- Exercise objective -
Identify and pull out each line of the entries in which "JSON" occurs.

_____

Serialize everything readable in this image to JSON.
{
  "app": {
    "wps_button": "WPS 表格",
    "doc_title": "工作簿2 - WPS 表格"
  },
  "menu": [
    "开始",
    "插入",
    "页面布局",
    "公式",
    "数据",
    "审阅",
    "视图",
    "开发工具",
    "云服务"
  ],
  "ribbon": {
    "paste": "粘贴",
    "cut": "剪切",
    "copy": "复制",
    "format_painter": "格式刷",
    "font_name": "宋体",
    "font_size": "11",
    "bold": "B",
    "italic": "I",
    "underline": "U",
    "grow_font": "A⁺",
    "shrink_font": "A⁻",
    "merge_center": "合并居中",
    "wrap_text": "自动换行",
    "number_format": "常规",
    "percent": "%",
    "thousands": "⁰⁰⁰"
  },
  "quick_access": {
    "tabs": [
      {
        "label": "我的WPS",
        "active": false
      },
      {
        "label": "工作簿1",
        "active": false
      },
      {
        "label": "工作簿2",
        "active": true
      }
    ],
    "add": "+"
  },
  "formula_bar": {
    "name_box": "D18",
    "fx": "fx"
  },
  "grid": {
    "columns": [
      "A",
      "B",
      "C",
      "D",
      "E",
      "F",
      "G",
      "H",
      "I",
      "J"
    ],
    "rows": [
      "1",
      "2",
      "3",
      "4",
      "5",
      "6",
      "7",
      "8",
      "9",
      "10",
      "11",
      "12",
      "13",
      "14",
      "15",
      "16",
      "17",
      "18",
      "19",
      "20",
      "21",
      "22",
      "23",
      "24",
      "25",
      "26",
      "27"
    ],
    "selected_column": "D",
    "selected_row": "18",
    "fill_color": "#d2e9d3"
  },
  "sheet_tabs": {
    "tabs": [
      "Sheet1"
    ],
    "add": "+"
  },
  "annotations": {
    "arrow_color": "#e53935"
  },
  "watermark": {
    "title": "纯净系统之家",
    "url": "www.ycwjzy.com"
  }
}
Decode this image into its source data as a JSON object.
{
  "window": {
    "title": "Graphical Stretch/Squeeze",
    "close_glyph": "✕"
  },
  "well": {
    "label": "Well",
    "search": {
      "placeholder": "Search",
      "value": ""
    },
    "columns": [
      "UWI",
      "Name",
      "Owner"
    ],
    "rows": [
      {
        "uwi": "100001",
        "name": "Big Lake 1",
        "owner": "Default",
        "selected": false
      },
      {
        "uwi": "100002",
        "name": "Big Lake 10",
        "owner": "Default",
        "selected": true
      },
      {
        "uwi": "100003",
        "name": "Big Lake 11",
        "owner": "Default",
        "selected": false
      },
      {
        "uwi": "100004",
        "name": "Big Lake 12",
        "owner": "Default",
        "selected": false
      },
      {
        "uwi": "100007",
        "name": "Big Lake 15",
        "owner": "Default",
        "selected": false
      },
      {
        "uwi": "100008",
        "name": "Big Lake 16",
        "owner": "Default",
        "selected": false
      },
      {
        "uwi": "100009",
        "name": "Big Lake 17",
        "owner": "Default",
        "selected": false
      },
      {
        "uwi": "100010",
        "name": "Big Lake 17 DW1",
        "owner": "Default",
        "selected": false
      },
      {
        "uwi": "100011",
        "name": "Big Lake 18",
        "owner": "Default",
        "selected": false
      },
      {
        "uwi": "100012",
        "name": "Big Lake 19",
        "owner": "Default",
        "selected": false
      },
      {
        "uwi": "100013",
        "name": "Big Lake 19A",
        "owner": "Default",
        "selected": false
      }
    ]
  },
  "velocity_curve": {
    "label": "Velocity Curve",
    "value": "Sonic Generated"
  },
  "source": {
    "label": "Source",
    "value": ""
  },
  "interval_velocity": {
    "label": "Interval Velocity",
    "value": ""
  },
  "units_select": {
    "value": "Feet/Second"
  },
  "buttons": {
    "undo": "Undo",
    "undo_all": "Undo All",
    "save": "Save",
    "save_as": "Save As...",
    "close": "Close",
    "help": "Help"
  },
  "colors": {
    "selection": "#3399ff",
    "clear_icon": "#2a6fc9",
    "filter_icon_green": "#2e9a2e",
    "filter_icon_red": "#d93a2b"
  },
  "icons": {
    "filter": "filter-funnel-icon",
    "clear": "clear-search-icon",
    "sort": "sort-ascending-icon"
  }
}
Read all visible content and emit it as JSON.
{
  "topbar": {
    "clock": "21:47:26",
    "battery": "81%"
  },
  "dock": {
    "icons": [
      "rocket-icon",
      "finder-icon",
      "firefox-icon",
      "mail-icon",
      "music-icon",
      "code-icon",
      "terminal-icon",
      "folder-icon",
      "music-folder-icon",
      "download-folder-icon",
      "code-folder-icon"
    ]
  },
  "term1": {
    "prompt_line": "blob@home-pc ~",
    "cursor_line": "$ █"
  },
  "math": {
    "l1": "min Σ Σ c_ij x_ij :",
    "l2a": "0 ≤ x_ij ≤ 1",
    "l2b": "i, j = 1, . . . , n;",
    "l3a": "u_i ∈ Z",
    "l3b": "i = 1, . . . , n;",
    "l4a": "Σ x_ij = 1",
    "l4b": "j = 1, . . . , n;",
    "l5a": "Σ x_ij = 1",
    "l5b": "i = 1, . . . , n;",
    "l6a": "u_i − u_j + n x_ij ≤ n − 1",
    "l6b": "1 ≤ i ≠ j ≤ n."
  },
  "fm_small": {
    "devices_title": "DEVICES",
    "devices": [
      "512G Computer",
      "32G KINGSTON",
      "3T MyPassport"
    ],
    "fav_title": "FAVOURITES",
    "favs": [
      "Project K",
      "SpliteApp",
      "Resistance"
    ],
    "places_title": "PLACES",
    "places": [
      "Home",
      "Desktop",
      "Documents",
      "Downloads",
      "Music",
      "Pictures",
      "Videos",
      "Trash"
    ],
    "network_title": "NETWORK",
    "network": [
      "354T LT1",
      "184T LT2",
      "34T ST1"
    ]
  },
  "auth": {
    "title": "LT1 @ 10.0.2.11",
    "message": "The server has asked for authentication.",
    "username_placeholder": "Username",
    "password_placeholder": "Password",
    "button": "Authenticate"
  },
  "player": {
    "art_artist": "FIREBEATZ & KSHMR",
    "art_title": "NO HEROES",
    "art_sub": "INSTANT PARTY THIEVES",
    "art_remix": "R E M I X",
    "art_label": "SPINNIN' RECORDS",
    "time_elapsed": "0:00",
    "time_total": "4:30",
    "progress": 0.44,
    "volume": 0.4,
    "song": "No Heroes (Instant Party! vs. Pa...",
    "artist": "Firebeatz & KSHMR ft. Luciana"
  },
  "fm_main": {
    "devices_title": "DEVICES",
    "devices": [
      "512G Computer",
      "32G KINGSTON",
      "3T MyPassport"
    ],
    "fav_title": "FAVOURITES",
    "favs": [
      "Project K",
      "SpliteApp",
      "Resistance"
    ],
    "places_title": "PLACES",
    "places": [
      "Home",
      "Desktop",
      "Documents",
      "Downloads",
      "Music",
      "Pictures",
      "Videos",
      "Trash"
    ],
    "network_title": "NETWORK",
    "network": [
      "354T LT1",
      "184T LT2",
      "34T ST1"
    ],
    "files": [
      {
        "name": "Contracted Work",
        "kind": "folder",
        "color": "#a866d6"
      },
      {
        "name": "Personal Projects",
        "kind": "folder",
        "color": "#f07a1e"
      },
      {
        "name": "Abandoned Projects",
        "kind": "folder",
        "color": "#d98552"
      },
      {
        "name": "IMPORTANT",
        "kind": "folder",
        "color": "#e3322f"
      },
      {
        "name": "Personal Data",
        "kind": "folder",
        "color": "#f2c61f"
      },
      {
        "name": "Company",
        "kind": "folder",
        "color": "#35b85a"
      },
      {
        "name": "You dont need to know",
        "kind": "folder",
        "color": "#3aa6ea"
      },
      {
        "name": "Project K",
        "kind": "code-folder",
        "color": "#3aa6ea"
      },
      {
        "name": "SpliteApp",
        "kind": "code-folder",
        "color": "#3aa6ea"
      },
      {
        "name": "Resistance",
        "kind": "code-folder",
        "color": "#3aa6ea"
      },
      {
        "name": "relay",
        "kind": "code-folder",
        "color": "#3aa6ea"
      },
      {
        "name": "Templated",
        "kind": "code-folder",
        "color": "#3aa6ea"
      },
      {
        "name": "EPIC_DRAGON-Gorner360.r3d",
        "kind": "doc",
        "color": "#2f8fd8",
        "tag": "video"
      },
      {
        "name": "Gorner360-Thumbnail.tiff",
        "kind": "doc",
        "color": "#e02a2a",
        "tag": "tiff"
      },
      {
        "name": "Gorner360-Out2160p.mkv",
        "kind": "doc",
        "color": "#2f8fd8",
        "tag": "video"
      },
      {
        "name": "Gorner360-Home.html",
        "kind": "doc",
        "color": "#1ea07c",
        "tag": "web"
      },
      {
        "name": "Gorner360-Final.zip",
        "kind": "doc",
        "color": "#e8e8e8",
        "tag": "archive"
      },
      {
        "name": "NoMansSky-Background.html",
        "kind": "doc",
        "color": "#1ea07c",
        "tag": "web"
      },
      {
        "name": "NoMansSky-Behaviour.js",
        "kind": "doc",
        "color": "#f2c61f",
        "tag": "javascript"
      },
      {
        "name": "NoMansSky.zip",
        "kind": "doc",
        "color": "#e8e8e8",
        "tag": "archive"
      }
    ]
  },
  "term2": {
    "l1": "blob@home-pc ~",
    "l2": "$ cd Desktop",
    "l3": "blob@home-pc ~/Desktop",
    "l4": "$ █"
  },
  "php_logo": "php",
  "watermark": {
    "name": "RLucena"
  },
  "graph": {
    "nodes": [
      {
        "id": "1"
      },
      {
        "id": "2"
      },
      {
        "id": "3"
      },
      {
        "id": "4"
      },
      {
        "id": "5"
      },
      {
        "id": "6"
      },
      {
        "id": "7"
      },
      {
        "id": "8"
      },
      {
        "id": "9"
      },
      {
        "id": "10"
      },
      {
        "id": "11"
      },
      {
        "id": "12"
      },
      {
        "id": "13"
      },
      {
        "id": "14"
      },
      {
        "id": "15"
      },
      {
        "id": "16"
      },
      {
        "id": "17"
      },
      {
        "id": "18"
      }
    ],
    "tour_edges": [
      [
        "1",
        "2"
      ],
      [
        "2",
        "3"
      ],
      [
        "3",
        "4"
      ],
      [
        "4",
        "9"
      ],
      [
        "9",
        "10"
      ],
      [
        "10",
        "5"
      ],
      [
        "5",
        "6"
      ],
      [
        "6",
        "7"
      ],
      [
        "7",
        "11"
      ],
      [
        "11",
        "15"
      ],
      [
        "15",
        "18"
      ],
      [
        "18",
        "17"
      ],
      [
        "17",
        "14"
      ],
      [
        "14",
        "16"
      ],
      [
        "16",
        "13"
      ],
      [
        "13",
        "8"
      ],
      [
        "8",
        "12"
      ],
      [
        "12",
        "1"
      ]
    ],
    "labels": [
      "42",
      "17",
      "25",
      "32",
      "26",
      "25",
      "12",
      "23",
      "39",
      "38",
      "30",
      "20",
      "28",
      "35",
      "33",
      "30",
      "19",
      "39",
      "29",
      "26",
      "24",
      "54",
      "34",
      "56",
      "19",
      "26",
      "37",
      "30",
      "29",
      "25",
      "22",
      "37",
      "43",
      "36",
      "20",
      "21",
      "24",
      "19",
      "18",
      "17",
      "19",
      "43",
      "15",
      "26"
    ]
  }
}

_____

- Solution for this exercise -
Serialize everything readable in this image to JSON.
Decode this image into its source data as a JSON object.
Read all visible content and emit it as JSON.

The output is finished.